## begin Data provided
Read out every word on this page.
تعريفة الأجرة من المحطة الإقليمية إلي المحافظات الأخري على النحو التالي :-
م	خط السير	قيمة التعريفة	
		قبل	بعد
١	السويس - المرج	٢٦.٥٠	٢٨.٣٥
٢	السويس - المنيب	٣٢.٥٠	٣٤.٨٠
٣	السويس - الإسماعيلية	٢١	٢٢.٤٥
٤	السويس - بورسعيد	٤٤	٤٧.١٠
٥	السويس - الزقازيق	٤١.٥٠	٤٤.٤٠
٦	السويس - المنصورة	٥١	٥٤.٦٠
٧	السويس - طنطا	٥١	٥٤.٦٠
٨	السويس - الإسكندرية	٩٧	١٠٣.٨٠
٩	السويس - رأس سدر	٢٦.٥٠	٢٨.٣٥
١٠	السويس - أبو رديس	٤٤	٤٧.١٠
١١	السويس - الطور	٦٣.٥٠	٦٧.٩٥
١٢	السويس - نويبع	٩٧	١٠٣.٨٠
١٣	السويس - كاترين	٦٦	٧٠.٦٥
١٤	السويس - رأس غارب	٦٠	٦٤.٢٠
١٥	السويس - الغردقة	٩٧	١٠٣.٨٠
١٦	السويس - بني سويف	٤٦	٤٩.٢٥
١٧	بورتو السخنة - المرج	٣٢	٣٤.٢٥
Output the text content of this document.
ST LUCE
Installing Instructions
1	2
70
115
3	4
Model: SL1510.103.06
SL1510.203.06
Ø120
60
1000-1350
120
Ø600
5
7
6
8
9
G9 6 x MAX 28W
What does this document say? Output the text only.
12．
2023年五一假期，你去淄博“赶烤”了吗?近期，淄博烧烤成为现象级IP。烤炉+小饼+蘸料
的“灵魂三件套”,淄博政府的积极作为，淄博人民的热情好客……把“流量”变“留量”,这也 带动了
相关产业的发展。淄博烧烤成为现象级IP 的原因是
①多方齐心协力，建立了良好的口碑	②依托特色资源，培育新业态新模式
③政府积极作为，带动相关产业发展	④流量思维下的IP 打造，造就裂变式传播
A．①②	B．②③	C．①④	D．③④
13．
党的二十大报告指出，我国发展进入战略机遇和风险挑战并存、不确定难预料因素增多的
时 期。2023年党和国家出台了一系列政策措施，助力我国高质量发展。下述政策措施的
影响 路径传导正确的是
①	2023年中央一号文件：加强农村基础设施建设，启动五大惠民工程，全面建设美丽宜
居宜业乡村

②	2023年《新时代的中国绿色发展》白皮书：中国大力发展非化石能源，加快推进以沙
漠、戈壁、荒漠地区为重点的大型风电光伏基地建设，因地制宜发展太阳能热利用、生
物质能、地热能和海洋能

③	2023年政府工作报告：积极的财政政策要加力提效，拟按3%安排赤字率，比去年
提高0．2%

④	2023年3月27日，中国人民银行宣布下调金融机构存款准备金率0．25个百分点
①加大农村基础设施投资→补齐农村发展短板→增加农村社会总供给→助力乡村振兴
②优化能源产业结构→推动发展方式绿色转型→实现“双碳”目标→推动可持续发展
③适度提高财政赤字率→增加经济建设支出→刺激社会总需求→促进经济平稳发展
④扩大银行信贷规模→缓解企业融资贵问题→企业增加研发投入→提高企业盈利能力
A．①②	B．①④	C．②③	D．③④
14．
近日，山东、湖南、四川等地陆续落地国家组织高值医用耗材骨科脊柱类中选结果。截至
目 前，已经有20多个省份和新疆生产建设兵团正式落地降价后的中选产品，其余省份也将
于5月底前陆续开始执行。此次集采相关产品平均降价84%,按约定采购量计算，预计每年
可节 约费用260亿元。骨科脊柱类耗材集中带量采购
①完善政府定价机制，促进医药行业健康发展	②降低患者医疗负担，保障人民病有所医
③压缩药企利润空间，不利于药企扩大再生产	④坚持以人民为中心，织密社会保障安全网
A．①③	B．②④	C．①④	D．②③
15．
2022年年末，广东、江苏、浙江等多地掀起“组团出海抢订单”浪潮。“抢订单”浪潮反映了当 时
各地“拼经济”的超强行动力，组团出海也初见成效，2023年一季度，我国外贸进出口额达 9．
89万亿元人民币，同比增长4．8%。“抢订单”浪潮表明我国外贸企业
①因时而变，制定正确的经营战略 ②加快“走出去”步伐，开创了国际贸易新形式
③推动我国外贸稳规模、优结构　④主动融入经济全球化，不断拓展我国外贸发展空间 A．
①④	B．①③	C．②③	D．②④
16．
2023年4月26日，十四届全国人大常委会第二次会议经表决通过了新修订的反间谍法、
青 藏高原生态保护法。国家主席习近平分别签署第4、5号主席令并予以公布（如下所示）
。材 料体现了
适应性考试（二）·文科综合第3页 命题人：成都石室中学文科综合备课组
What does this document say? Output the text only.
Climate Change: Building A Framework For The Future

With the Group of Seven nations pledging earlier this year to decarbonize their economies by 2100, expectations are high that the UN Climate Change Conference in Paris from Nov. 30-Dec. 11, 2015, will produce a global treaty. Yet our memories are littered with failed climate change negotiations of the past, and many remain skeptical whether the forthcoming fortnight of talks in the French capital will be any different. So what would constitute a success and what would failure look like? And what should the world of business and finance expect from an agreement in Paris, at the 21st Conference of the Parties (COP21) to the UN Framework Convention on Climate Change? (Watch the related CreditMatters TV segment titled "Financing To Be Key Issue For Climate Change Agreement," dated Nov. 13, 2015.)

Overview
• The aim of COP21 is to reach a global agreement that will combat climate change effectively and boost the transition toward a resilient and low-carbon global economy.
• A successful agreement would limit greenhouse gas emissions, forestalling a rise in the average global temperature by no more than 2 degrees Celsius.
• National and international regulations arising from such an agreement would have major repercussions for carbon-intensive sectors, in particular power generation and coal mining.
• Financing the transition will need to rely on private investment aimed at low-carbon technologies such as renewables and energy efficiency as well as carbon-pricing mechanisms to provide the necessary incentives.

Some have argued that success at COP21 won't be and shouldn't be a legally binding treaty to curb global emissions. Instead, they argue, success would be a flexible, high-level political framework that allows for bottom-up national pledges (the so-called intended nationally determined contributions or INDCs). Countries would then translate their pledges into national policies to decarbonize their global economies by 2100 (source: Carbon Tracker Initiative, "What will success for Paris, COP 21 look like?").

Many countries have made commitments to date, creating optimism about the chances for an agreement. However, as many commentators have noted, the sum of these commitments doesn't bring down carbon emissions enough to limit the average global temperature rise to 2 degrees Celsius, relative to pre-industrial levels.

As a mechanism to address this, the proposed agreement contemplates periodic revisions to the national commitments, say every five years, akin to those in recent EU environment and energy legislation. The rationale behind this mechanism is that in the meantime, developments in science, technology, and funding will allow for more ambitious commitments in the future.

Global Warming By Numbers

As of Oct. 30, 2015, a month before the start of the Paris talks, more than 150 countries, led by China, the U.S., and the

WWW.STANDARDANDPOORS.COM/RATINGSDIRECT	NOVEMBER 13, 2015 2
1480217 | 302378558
## end Data provided
■ **The exercise**:
Every entry above needs to be quoted exactly.

■ **Task answer**:
Read out every word on this page.
تعريفة الأجرة من المحطة الإقليمية إلي المحافظات الأخري على النحو التالي :-
م	خط السير	قيمة التعريفة	
		قبل	بعد
١	السويس - المرج	٢٦.٥٠	٢٨.٣٥
٢	السويس - المنيب	٣٢.٥٠	٣٤.٨٠
٣	السويس - الإسماعيلية	٢١	٢٢.٤٥
٤	السويس - بورسعيد	٤٤	٤٧.١٠
٥	السويس - الزقازيق	٤١.٥٠	٤٤.٤٠
٦	السويس - المنصورة	٥١	٥٤.٦٠
٧	السويس - طنطا	٥١	٥٤.٦٠
٨	السويس - الإسكندرية	٩٧	١٠٣.٨٠
٩	السويس - رأس سدر	٢٦.٥٠	٢٨.٣٥
١٠	السويس - أبو رديس	٤٤	٤٧.١٠
١١	السويس - الطور	٦٣.٥٠	٦٧.٩٥
١٢	السويس - نويبع	٩٧	١٠٣.٨٠
١٣	السويس - كاترين	٦٦	٧٠.٦٥
١٤	السويس - رأس غارب	٦٠	٦٤.٢٠
١٥	السويس - الغردقة	٩٧	١٠٣.٨٠
١٦	السويس - بني سويف	٤٦	٤٩.٢٥
١٧	بورتو السخنة - المرج	٣٢	٣٤.٢٥
Output the text content of this document.
ST LUCE
Installing Instructions
1	2
70
115
3	4
Model: SL1510.103.06
SL1510.203.06
Ø120
60
1000-1350
120
Ø600
5
7
6
8
9
G9 6 x MAX 28W
What does this document say? Output the text only.
12．
2023年五一假期，你去淄博“赶烤”了吗?近期，淄博烧烤成为现象级IP。烤炉+小饼+蘸料
的“灵魂三件套”,淄博政府的积极作为，淄博人民的热情好客……把“流量”变“留量”,这也 带动了
相关产业的发展。淄博烧烤成为现象级IP 的原因是
①多方齐心协力，建立了良好的口碑	②依托特色资源，培育新业态新模式
③政府积极作为，带动相关产业发展	④流量思维下的IP 打造，造就裂变式传播
A．①②	B．②③	C．①④	D．③④
13．
党的二十大报告指出，我国发展进入战略机遇和风险挑战并存、不确定难预料因素增多的
时 期。2023年党和国家出台了一系列政策措施，助力我国高质量发展。下述政策措施的
影响 路径传导正确的是
①	2023年中央一号文件：加强农村基础设施建设，启动五大惠民工程，全面建设美丽宜
居宜业乡村

②	2023年《新时代的中国绿色发展》白皮书：中国大力发展非化石能源，加快推进以沙
漠、戈壁、荒漠地区为重点的大型风电光伏基地建设，因地制宜发展太阳能热利用、生
物质能、地热能和海洋能

③	2023年政府工作报告：积极的财政政策要加力提效，拟按3%安排赤字率，比去年
提高0．2%

④	2023年3月27日，中国人民银行宣布下调金融机构存款准备金率0．25个百分点
①加大农村基础设施投资→补齐农村发展短板→增加农村社会总供给→助力乡村振兴
②优化能源产业结构→推动发展方式绿色转型→实现“双碳”目标→推动可持续发展
③适度提高财政赤字率→增加经济建设支出→刺激社会总需求→促进经济平稳发展
④扩大银行信贷规模→缓解企业融资贵问题→企业增加研发投入→提高企业盈利能力
A．①②	B．①④	C．②③	D．③④
14．
近日，山东、湖南、四川等地陆续落地国家组织高值医用耗材骨科脊柱类中选结果。截至
目 前，已经有20多个省份和新疆生产建设兵团正式落地降价后的中选产品，其余省份也将
于5月底前陆续开始执行。此次集采相关产品平均降价84%,按约定采购量计算，预计每年
可节 约费用260亿元。骨科脊柱类耗材集中带量采购
①完善政府定价机制，促进医药行业健康发展	②降低患者医疗负担，保障人民病有所医
③压缩药企利润空间，不利于药企扩大再生产	④坚持以人民为中心，织密社会保障安全网
A．①③	B．②④	C．①④	D．②③
15．
2022年年末，广东、江苏、浙江等多地掀起“组团出海抢订单”浪潮。“抢订单”浪潮反映了当 时
各地“拼经济”的超强行动力，组团出海也初见成效，2023年一季度，我国外贸进出口额达 9．
89万亿元人民币，同比增长4．8%。“抢订单”浪潮表明我国外贸企业
①因时而变，制定正确的经营战略 ②加快“走出去”步伐，开创了国际贸易新形式
③推动我国外贸稳规模、优结构　④主动融入经济全球化，不断拓展我国外贸发展空间 A．
①④	B．①③	C．②③	D．②④
16．
2023年4月26日，十四届全国人大常委会第二次会议经表决通过了新修订的反间谍法、
青 藏高原生态保护法。国家主席习近平分别签署第4、5号主席令并予以公布（如下所示）
。材 料体现了
适应性考试（二）·文科综合第3页 命题人：成都石室中学文科综合备课组
What does this document say? Output the text only.
Climate Change: Building A Framework For The Future

With the Group of Seven nations pledging earlier this year to decarbonize their economies by 2100, expectations are high that the UN Climate Change Conference in Paris from Nov. 30-Dec. 11, 2015, will produce a global treaty. Yet our memories are littered with failed climate change negotiations of the past, and many remain skeptical whether the forthcoming fortnight of talks in the French capital will be any different. So what would constitute a success and what would failure look like? And what should the world of business and finance expect from an agreement in Paris, at the 21st Conference of the Parties (COP21) to the UN Framework Convention on Climate Change? (Watch the related CreditMatters TV segment titled "Financing To Be Key Issue For Climate Change Agreement," dated Nov. 13, 2015.)

Overview
• The aim of COP21 is to reach a global agreement that will combat climate change effectively and boost the transition toward a resilient and low-carbon global economy.
• A successful agreement would limit greenhouse gas emissions, forestalling a rise in the average global temperature by no more than 2 degrees Celsius.
• National and international regulations arising from such an agreement would have major repercussions for carbon-intensive sectors, in particular power generation and coal mining.
• Financing the transition will need to rely on private investment aimed at low-carbon technologies such as renewables and energy efficiency as well as carbon-pricing mechanisms to provide the necessary incentives.

Some have argued that success at COP21 won't be and shouldn't be a legally binding treaty to curb global emissions. Instead, they argue, success would be a flexible, high-level political framework that allows for bottom-up national pledges (the so-called intended nationally determined contributions or INDCs). Countries would then translate their pledges into national policies to decarbonize their global economies by 2100 (source: Carbon Tracker Initiative, "What will success for Paris, COP 21 look like?").

Many countries have made commitments to date, creating optimism about the chances for an agreement. However, as many commentators have noted, the sum of these commitments doesn't bring down carbon emissions enough to limit the average global temperature rise to 2 degrees Celsius, relative to pre-industrial levels.

As a mechanism to address this, the proposed agreement contemplates periodic revisions to the national commitments, say every five years, akin to those in recent EU environment and energy legislation. The rationale behind this mechanism is that in the meantime, developments in science, technology, and funding will allow for more ambitious commitments in the future.

Global Warming By Numbers

As of Oct. 30, 2015, a month before the start of the Paris talks, more than 150 countries, led by China, the U.S., and the

WWW.STANDARDANDPOORS.COM/RATINGSDIRECT	NOVEMBER 13, 2015 2
1480217 | 302378558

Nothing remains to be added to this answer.